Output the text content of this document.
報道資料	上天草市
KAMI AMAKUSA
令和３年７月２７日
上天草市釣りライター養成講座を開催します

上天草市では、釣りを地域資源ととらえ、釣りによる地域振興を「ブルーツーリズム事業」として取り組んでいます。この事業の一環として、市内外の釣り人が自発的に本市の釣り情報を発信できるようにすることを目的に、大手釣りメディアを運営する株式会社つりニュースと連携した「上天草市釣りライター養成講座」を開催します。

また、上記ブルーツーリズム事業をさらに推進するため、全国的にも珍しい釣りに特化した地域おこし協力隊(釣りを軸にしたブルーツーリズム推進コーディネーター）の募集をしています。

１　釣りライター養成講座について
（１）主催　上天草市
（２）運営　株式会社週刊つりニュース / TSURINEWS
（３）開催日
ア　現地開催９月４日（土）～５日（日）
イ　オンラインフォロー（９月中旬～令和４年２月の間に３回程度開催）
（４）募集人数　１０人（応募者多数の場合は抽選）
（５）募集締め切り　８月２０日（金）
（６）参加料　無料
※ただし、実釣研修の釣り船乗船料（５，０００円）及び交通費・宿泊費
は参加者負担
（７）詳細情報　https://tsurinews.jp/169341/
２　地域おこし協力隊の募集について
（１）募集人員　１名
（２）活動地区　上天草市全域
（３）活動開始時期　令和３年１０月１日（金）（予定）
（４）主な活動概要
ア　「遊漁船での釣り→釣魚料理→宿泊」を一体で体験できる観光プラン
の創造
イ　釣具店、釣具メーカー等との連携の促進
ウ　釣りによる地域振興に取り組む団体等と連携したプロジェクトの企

◆ ◆ ◆ ◆ ◆

■ **Short problem**
All of the records must be retyped exactly as they are.

■ **The output**
Output the text content of this document.
報道資料	上天草市
KAMI AMAKUSA
令和３年７月２７日
上天草市釣りライター養成講座を開催します

上天草市では、釣りを地域資源ととらえ、釣りによる地域振興を「ブルーツーリズム事業」として取り組んでいます。この事業の一環として、市内外の釣り人が自発的に本市の釣り情報を発信できるようにすることを目的に、大手釣りメディアを運営する株式会社つりニュースと連携した「上天草市釣りライター養成講座」を開催します。

また、上記ブルーツーリズム事業をさらに推進するため、全国的にも珍しい釣りに特化した地域おこし協力隊(釣りを軸にしたブルーツーリズム推進コーディネーター）の募集をしています。

１　釣りライター養成講座について
（１）主催　上天草市
（２）運営　株式会社週刊つりニュース / TSURINEWS
（３）開催日
ア　現地開催９月４日（土）～５日（日）
イ　オンラインフォロー（９月中旬～令和４年２月の間に３回程度開催）
（４）募集人数　１０人（応募者多数の場合は抽選）
（５）募集締め切り　８月２０日（金）
（６）参加料　無料
※ただし、実釣研修の釣り船乗船料（５，０００円）及び交通費・宿泊費
は参加者負担
（７）詳細情報　https://tsurinews.jp/169341/
２　地域おこし協力隊の募集について
（１）募集人員　１名
（２）活動地区　上天草市全域
（３）活動開始時期　令和３年１０月１日（金）（予定）
（４）主な活動概要
ア　「遊漁船での釣り→釣魚料理→宿泊」を一体で体験できる観光プラン
の創造
イ　釣具店、釣具メーカー等との連携の促進
ウ　釣りによる地域振興に取り組む団体等と連携したプロジェクトの企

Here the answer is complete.